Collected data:
************
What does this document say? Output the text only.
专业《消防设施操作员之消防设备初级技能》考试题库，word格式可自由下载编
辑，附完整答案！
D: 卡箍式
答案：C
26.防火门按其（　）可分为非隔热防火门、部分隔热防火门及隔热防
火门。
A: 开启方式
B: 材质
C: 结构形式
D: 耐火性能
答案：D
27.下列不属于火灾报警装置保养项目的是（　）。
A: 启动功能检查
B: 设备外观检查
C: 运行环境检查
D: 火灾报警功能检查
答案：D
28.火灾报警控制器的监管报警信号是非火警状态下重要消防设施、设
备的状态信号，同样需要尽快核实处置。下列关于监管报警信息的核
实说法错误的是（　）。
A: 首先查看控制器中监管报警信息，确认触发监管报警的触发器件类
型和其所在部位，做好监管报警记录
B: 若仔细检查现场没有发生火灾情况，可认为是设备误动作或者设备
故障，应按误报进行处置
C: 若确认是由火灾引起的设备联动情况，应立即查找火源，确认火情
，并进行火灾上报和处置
************
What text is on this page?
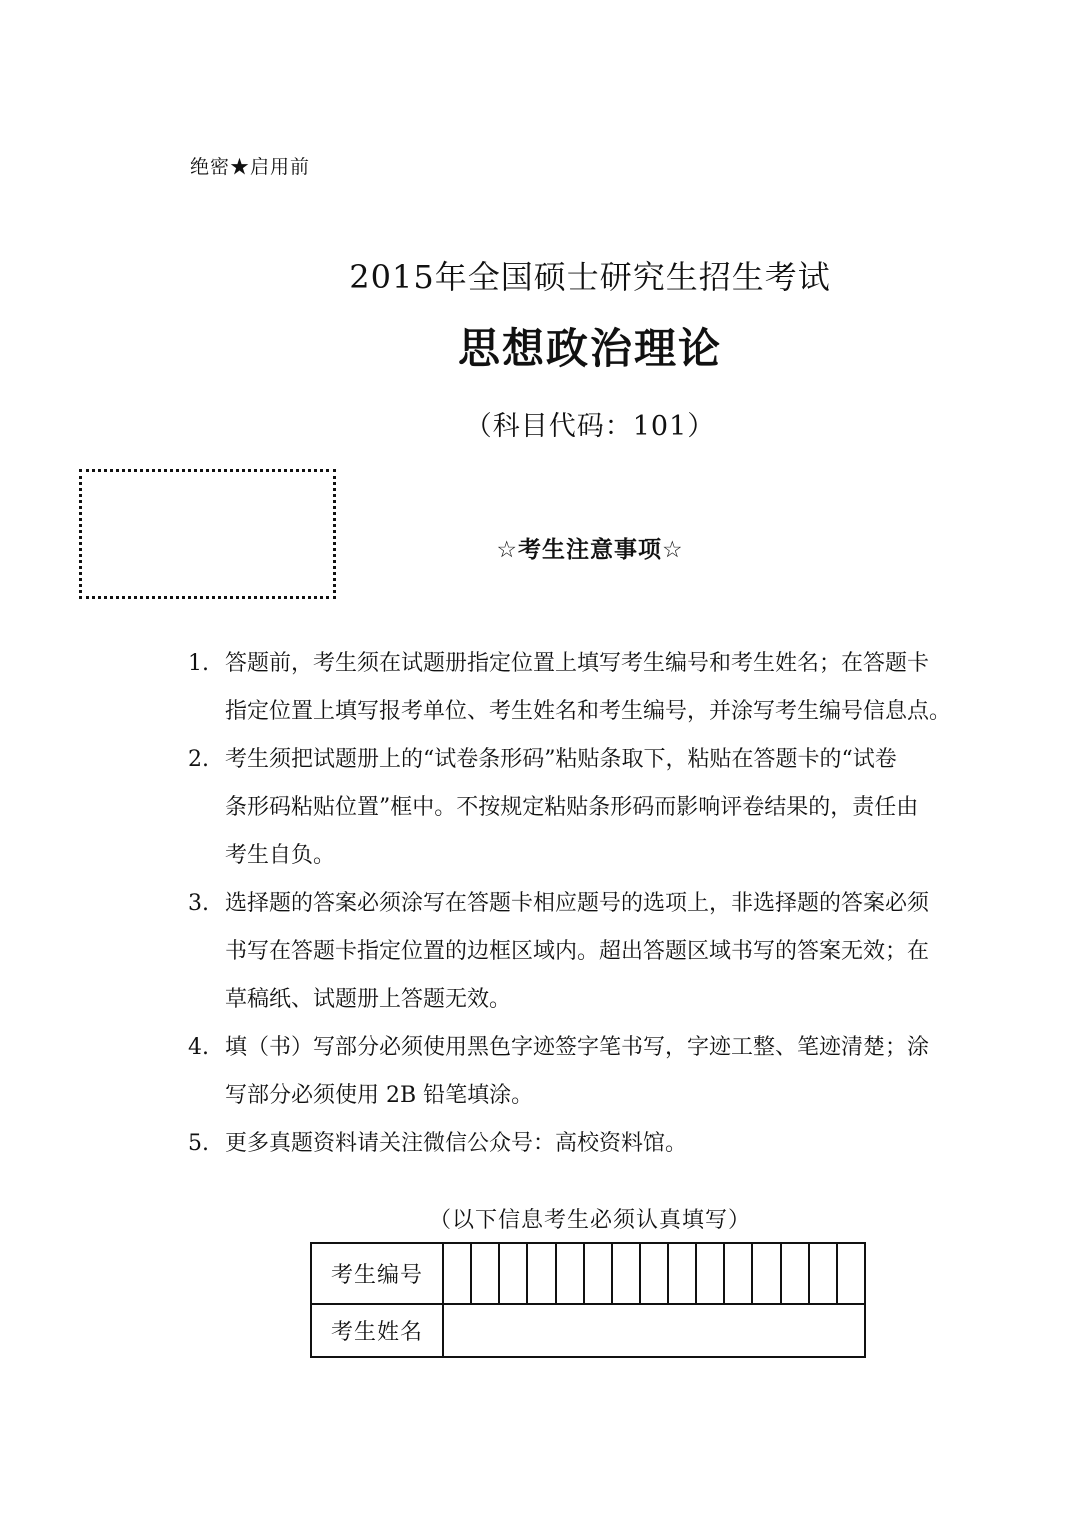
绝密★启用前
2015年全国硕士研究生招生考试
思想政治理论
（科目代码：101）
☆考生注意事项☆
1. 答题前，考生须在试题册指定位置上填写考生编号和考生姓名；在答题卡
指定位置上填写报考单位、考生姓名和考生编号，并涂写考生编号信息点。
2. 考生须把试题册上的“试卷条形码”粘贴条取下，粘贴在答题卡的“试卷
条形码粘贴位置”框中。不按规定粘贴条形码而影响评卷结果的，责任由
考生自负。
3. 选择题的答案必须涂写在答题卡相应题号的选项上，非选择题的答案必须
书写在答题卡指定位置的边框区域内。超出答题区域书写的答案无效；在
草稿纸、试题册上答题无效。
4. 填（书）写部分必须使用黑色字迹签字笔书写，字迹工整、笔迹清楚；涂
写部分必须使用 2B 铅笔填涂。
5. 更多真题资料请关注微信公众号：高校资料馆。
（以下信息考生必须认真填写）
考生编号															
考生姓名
************
*Aim*. Of the lines in the entries, how many include the word "What"? State only the number.

*Completed task*. 2